§ What is asked:
Convert every line of the entries below into a single JSON list of strings, one string per line, leaving out blank lines.

Saved data entries
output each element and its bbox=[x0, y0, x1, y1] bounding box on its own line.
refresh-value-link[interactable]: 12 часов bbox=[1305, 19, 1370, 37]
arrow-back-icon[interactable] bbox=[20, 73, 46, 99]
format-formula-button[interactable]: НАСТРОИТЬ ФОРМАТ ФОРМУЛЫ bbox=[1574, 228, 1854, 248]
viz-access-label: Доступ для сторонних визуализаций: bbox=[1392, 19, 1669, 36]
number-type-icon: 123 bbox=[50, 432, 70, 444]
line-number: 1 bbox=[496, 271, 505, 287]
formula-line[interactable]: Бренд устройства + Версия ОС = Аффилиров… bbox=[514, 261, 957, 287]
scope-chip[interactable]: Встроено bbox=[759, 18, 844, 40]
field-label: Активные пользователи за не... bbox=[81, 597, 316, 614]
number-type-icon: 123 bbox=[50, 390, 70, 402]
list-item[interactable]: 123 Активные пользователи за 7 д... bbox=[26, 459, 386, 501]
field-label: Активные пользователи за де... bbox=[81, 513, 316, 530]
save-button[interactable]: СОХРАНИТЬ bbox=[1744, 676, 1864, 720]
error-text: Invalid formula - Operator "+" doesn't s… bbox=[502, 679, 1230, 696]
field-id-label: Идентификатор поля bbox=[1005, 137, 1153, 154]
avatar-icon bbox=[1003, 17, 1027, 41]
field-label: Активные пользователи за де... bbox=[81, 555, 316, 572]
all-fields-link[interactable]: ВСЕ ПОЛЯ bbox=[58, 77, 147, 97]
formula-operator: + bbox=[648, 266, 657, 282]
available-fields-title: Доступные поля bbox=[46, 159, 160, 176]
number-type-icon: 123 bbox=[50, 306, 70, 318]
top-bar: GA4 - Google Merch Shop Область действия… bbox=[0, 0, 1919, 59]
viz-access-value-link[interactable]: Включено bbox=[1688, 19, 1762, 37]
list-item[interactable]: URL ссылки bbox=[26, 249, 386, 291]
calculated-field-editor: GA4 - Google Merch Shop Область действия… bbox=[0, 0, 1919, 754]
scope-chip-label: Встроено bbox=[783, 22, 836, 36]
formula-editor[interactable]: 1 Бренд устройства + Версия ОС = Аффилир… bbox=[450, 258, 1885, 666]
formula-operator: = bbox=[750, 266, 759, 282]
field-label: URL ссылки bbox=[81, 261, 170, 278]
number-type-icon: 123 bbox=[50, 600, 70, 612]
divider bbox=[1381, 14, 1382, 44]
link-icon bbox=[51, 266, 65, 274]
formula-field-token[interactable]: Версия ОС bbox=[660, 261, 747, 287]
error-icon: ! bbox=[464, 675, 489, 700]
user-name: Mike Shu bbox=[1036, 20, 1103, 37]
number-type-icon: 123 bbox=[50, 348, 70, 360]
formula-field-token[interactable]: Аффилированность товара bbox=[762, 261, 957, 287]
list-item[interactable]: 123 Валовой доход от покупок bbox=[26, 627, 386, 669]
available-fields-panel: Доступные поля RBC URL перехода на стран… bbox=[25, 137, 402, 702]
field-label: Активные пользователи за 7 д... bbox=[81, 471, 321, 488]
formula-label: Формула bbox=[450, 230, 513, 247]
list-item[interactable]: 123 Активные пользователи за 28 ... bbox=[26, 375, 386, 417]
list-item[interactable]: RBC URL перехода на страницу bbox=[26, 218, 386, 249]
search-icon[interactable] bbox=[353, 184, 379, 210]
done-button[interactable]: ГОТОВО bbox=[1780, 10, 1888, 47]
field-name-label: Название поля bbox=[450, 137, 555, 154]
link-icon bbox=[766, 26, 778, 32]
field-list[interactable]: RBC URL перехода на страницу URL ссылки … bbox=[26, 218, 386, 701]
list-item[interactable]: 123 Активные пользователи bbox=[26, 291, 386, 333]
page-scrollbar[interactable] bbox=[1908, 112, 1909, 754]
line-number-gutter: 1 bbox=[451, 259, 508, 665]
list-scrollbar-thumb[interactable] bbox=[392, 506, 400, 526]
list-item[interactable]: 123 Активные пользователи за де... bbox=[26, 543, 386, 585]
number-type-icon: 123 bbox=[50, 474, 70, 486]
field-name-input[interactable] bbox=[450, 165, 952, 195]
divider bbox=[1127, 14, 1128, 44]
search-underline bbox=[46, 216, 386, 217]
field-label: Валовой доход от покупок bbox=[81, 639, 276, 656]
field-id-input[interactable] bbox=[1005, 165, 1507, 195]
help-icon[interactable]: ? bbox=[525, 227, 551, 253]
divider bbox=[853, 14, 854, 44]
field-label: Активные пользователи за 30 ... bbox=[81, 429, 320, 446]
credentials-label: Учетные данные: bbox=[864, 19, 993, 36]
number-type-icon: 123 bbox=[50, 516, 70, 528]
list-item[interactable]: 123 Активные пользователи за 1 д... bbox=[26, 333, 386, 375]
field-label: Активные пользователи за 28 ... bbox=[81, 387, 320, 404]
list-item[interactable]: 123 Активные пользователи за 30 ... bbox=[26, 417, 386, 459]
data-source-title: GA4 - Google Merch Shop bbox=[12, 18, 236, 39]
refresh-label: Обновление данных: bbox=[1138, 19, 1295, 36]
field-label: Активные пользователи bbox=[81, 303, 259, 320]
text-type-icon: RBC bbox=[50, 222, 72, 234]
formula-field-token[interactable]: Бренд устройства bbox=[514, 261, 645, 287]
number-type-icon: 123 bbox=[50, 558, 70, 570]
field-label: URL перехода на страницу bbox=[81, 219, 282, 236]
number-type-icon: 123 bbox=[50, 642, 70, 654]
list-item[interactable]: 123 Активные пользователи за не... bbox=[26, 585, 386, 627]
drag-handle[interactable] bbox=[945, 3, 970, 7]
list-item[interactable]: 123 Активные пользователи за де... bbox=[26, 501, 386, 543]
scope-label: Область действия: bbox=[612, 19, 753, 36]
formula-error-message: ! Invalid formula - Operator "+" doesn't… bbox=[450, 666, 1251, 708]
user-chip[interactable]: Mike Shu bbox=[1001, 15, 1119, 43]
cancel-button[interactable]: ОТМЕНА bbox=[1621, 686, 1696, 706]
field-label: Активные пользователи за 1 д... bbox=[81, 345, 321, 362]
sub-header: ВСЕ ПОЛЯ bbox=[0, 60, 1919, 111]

§ Task answer:
[
  "output each element and its bbox=[x0, y0, x1, y1] bounding box on its own line.",
  "refresh-value-link[interactable]: 12 часов bbox=[1305, 19, 1370, 37]",
  "arrow-back-icon[interactable] bbox=[20, 73, 46, 99]",
  "format-formula-button[interactable]: НАСТРОИТЬ ФОРМАТ ФОРМУЛЫ bbox=[1574, 228, 1854, 248]",
  "viz-access-label: Доступ для сторонних визуализаций: bbox=[1392, 19, 1669, 36]",
  "number-type-icon: 123 bbox=[50, 432, 70, 444]",
  "line-number: 1 bbox=[496, 271, 505, 287]",
  "formula-line[interactable]: Бренд устройства + Версия ОС = Аффилиров… bbox=[514, 261, 957, 287]",
  "scope-chip[interactable]: Встроено bbox=[759, 18, 844, 40]",
  "field-label: Активные пользователи за не... bbox=[81, 597, 316, 614]",
  "number-type-icon: 123 bbox=[50, 390, 70, 402]",
  "list-item[interactable]: 123 Активные пользователи за 7 д... bbox=[26, 459, 386, 501]",
  "field-label: Активные пользователи за де... bbox=[81, 513, 316, 530]",
  "save-button[interactable]: СОХРАНИТЬ bbox=[1744, 676, 1864, 720]",
  "error-text: Invalid formula - Operator \"+\" doesn't s… bbox=[502, 679, 1230, 696]",
  "field-id-label: Идентификатор поля bbox=[1005, 137, 1153, 154]",
  "avatar-icon bbox=[1003, 17, 1027, 41]",
  "field-label: Активные пользователи за де... bbox=[81, 555, 316, 572]",
  "all-fields-link[interactable]: ВСЕ ПОЛЯ bbox=[58, 77, 147, 97]",
  "formula-operator: + bbox=[648, 266, 657, 282]",
  "available-fields-title: Доступные поля bbox=[46, 159, 160, 176]",
  "number-type-icon: 123 bbox=[50, 306, 70, 318]",
  "top-bar: GA4 - Google Merch Shop Область действия… bbox=[0, 0, 1919, 59]",
  "viz-access-value-link[interactable]: Включено bbox=[1688, 19, 1762, 37]",
  "list-item[interactable]: URL ссылки bbox=[26, 249, 386, 291]",
  "calculated-field-editor: GA4 - Google Merch Shop Область действия… bbox=[0, 0, 1919, 754]",
  "scope-chip-label: Встроено bbox=[783, 22, 836, 36]",
  "formula-editor[interactable]: 1 Бренд устройства + Версия ОС = Аффилир… bbox=[450, 258, 1885, 666]",
  "formula-operator: = bbox=[750, 266, 759, 282]",
  "field-label: URL ссылки bbox=[81, 261, 170, 278]",
  "number-type-icon: 123 bbox=[50, 600, 70, 612]",
  "divider bbox=[1381, 14, 1382, 44]",
  "link-icon bbox=[51, 266, 65, 274]",
  "formula-field-token[interactable]: Версия ОС bbox=[660, 261, 747, 287]",
  "error-icon: ! bbox=[464, 675, 489, 700]",
  "user-name: Mike Shu bbox=[1036, 20, 1103, 37]",
  "number-type-icon: 123 bbox=[50, 348, 70, 360]",
  "formula-field-token[interactable]: Аффилированность товара bbox=[762, 261, 957, 287]",
  "list-item[interactable]: 123 Валовой доход от покупок bbox=[26, 627, 386, 669]",
  "available-fields-panel: Доступные поля RBC URL перехода на стран… bbox=[25, 137, 402, 702]",
  "field-label: Активные пользователи за 7 д... bbox=[81, 471, 321, 488]",
  "formula-label: Формула bbox=[450, 230, 513, 247]",
  "list-item[interactable]: 123 Активные пользователи за 28 ... bbox=[26, 375, 386, 417]",
  "list-item[interactable]: RBC URL перехода на страницу bbox=[26, 218, 386, 249]",
  "search-icon[interactable] bbox=[353, 184, 379, 210]",
  "done-button[interactable]: ГОТОВО bbox=[1780, 10, 1888, 47]",
  "field-name-label: Название поля bbox=[450, 137, 555, 154]",
  "link-icon bbox=[766, 26, 778, 32]",
  "field-list[interactable]: RBC URL перехода на страницу URL ссылки … bbox=[26, 218, 386, 701]",
  "list-item[interactable]: 123 Активные пользователи bbox=[26, 291, 386, 333]",
  "page-scrollbar[interactable] bbox=[1908, 112, 1909, 754]",
  "line-number-gutter: 1 bbox=[451, 259, 508, 665]",
  "list-scrollbar-thumb[interactable] bbox=[392, 506, 400, 526]",
  "list-item[interactable]: 123 Активные пользователи за де... bbox=[26, 543, 386, 585]",
  "number-type-icon: 123 bbox=[50, 474, 70, 486]",
  "field-name-input[interactable] bbox=[450, 165, 952, 195]",
  "divider bbox=[1127, 14, 1128, 44]",
  "search-underline bbox=[46, 216, 386, 217]",
  "field-label: Валовой доход от покупок bbox=[81, 639, 276, 656]",
  "field-id-input[interactable] bbox=[1005, 165, 1507, 195]",
  "help-icon[interactable]: ? bbox=[525, 227, 551, 253]",
  "divider bbox=[853, 14, 854, 44]",
  "field-label: Активные пользователи за 30 ... bbox=[81, 429, 320, 446]",
  "credentials-label: Учетные данные: bbox=[864, 19, 993, 36]",
  "number-type-icon: 123 bbox=[50, 516, 70, 528]",
  "list-item[interactable]: 123 Активные пользователи за 1 д... bbox=[26, 333, 386, 375]",
  "field-label: Активные пользователи за 28 ... bbox=[81, 387, 320, 404]",
  "list-item[interactable]: 123 Активные пользователи за 30 ... bbox=[26, 417, 386, 459]",
  "data-source-title: GA4 - Google Merch Shop bbox=[12, 18, 236, 39]",
  "refresh-label: Обновление данных: bbox=[1138, 19, 1295, 36]",
  "field-label: Активные пользователи bbox=[81, 303, 259, 320]",
  "text-type-icon: RBC bbox=[50, 222, 72, 234]",
  "formula-field-token[interactable]: Бренд устройства bbox=[514, 261, 645, 287]",
  "number-type-icon: 123 bbox=[50, 558, 70, 570]",
  "field-label: URL перехода на страницу bbox=[81, 219, 282, 236]",
  "number-type-icon: 123 bbox=[50, 642, 70, 654]",
  "list-item[interactable]: 123 Активные пользователи за не... bbox=[26, 585, 386, 627]",
  "drag-handle[interactable] bbox=[945, 3, 970, 7]",
  "list-item[interactable]: 123 Активные пользователи за де... bbox=[26, 501, 386, 543]",
  "scope-label: Область действия: bbox=[612, 19, 753, 36]",
  "formula-error-message: ! Invalid formula - Operator \"+\" doesn't… bbox=[450, 666, 1251, 708]",
  "user-chip[interactable]: Mike Shu bbox=[1001, 15, 1119, 43]",
  "cancel-button[interactable]: ОТМЕНА bbox=[1621, 686, 1696, 706]",
  "field-label: Активные пользователи за 1 д... bbox=[81, 345, 321, 362]",
  "sub-header: ВСЕ ПОЛЯ bbox=[0, 60, 1919, 111]"
]